**Exercise details**
Your task is to extract every line from the material below exactly.

**Source material**
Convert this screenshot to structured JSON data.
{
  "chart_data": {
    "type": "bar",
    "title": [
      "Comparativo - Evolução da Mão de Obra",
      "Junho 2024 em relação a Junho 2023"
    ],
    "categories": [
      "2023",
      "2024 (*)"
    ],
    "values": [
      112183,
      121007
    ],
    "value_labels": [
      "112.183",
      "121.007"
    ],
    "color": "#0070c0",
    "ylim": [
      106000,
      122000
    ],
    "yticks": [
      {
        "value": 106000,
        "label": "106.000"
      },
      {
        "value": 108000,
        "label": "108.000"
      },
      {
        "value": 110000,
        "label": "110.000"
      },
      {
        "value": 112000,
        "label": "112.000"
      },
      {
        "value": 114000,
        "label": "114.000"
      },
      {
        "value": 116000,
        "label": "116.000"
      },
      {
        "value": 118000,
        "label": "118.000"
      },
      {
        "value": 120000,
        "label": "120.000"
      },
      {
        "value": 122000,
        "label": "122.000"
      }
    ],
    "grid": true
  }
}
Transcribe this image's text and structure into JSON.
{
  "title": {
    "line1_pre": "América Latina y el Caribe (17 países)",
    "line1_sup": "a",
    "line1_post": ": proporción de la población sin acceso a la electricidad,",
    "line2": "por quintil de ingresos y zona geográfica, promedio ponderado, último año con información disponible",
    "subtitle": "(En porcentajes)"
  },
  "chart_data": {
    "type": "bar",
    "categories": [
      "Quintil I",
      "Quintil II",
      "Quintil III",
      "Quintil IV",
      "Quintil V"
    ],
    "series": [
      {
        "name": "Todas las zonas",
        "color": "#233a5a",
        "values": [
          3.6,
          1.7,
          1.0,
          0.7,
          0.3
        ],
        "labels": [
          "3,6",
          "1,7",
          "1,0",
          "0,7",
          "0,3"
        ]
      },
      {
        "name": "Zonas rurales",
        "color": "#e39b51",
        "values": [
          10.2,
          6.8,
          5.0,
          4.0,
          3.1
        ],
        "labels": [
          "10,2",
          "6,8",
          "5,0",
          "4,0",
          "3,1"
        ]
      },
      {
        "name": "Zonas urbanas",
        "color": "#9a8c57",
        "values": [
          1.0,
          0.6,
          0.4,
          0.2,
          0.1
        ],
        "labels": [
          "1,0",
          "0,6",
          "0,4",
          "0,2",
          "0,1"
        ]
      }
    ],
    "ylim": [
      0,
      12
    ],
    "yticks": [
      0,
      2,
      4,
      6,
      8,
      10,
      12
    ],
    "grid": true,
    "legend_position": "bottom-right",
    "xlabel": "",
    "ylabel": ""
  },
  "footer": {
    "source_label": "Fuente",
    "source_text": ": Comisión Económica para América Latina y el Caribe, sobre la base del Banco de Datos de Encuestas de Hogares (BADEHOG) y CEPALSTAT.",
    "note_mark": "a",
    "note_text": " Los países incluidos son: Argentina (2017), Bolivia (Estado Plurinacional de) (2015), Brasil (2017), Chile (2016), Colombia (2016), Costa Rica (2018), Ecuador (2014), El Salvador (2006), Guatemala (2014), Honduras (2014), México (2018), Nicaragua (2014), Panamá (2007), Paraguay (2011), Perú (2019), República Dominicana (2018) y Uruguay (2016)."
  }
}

**Exercise output**
Convert this screenshot to structured JSON data.
{
  "chart_data": {
    "type": "bar",
    "title": [
      "Comparativo - Evolução da Mão de Obra",
      "Junho 2024 em relação a Junho 2023"
    ],
    "categories": [
      "2023",
      "2024 (*)"
    ],
    "values": [
      112183,
      121007
    ],
    "value_labels": [
      "112.183",
      "121.007"
    ],
    "color": "#0070c0",
    "ylim": [
      106000,
      122000
    ],
    "yticks": [
      {
        "value": 106000,
        "label": "106.000"
      },
      {
        "value": 108000,
        "label": "108.000"
      },
      {
        "value": 110000,
        "label": "110.000"
      },
      {
        "value": 112000,
        "label": "112.000"
      },
      {
        "value": 114000,
        "label": "114.000"
      },
      {
        "value": 116000,
        "label": "116.000"
      },
      {
        "value": 118000,
        "label": "118.000"
      },
      {
        "value": 120000,
        "label": "120.000"
      },
      {
        "value": 122000,
        "label": "122.000"
      }
    ],
    "grid": true
  }
}
Transcribe this image's text and structure into JSON.
{
  "title": {
    "line1_pre": "América Latina y el Caribe (17 países)",
    "line1_sup": "a",
    "line1_post": ": proporción de la población sin acceso a la electricidad,",
    "line2": "por quintil de ingresos y zona geográfica, promedio ponderado, último año con información disponible",
    "subtitle": "(En porcentajes)"
  },
  "chart_data": {
    "type": "bar",
    "categories": [
      "Quintil I",
      "Quintil II",
      "Quintil III",
      "Quintil IV",
      "Quintil V"
    ],
    "series": [
      {
        "name": "Todas las zonas",
        "color": "#233a5a",
        "values": [
          3.6,
          1.7,
          1.0,
          0.7,
          0.3
        ],
        "labels": [
          "3,6",
          "1,7",
          "1,0",
          "0,7",
          "0,3"
        ]
      },
      {
        "name": "Zonas rurales",
        "color": "#e39b51",
        "values": [
          10.2,
          6.8,
          5.0,
          4.0,
          3.1
        ],
        "labels": [
          "10,2",
          "6,8",
          "5,0",
          "4,0",
          "3,1"
        ]
      },
      {
        "name": "Zonas urbanas",
        "color": "#9a8c57",
        "values": [
          1.0,
          0.6,
          0.4,
          0.2,
          0.1
        ],
        "labels": [
          "1,0",
          "0,6",
          "0,4",
          "0,2",
          "0,1"
        ]
      }
    ],
    "ylim": [
      0,
      12
    ],
    "yticks": [
      0,
      2,
      4,
      6,
      8,
      10,
      12
    ],
    "grid": true,
    "legend_position": "bottom-right",
    "xlabel": "",
    "ylabel": ""
  },
  "footer": {
    "source_label": "Fuente",
    "source_text": ": Comisión Económica para América Latina y el Caribe, sobre la base del Banco de Datos de Encuestas de Hogares (BADEHOG) y CEPALSTAT.",
    "note_mark": "a",
    "note_text": " Los países incluidos son: Argentina (2017), Bolivia (Estado Plurinacional de) (2015), Brasil (2017), Chile (2016), Colombia (2016), Costa Rica (2018), Ecuador (2014), El Salvador (2006), Guatemala (2014), Honduras (2014), México (2018), Nicaragua (2014), Panamá (2007), Paraguay (2011), Perú (2019), República Dominicana (2018) y Uruguay (2016)."
  }
}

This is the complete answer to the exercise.